• [Dataset records]:
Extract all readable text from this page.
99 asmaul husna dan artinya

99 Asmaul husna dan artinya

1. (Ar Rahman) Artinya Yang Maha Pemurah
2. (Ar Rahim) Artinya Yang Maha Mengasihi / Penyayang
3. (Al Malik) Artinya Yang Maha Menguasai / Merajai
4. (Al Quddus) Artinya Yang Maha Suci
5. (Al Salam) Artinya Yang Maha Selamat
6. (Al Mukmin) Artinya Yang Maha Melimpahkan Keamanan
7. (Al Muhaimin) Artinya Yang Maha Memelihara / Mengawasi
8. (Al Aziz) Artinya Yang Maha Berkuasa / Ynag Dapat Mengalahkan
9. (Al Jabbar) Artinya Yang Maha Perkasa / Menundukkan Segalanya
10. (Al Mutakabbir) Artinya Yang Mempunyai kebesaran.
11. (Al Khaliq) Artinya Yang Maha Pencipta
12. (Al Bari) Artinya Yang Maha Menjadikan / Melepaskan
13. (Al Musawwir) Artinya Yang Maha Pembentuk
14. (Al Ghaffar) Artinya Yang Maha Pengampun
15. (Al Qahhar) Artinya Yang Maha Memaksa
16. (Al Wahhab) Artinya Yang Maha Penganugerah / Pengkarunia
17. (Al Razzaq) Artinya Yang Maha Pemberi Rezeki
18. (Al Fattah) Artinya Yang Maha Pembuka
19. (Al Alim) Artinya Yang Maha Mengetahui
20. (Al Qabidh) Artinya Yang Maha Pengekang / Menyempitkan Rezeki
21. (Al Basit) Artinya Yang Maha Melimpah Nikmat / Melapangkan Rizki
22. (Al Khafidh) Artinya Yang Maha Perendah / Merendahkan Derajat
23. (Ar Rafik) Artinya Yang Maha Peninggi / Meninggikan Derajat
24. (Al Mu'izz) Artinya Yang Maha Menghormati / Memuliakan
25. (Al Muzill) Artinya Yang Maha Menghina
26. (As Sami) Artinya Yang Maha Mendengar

• [Short exercise]: Each line of the listing above should be output exactly.

• [Full output]:
Extract all readable text from this page.
99 asmaul husna dan artinya

99 Asmaul husna dan artinya

1. (Ar Rahman) Artinya Yang Maha Pemurah
2. (Ar Rahim) Artinya Yang Maha Mengasihi / Penyayang
3. (Al Malik) Artinya Yang Maha Menguasai / Merajai
4. (Al Quddus) Artinya Yang Maha Suci
5. (Al Salam) Artinya Yang Maha Selamat
6. (Al Mukmin) Artinya Yang Maha Melimpahkan Keamanan
7. (Al Muhaimin) Artinya Yang Maha Memelihara / Mengawasi
8. (Al Aziz) Artinya Yang Maha Berkuasa / Ynag Dapat Mengalahkan
9. (Al Jabbar) Artinya Yang Maha Perkasa / Menundukkan Segalanya
10. (Al Mutakabbir) Artinya Yang Mempunyai kebesaran.
11. (Al Khaliq) Artinya Yang Maha Pencipta
12. (Al Bari) Artinya Yang Maha Menjadikan / Melepaskan
13. (Al Musawwir) Artinya Yang Maha Pembentuk
14. (Al Ghaffar) Artinya Yang Maha Pengampun
15. (Al Qahhar) Artinya Yang Maha Memaksa
16. (Al Wahhab) Artinya Yang Maha Penganugerah / Pengkarunia
17. (Al Razzaq) Artinya Yang Maha Pemberi Rezeki
18. (Al Fattah) Artinya Yang Maha Pembuka
19. (Al Alim) Artinya Yang Maha Mengetahui
20. (Al Qabidh) Artinya Yang Maha Pengekang / Menyempitkan Rezeki
21. (Al Basit) Artinya Yang Maha Melimpah Nikmat / Melapangkan Rizki
22. (Al Khafidh) Artinya Yang Maha Perendah / Merendahkan Derajat
23. (Ar Rafik) Artinya Yang Maha Peninggi / Meninggikan Derajat
24. (Al Mu'izz) Artinya Yang Maha Menghormati / Memuliakan
25. (Al Muzill) Artinya Yang Maha Menghina
26. (As Sami) Artinya Yang Maha Mendengar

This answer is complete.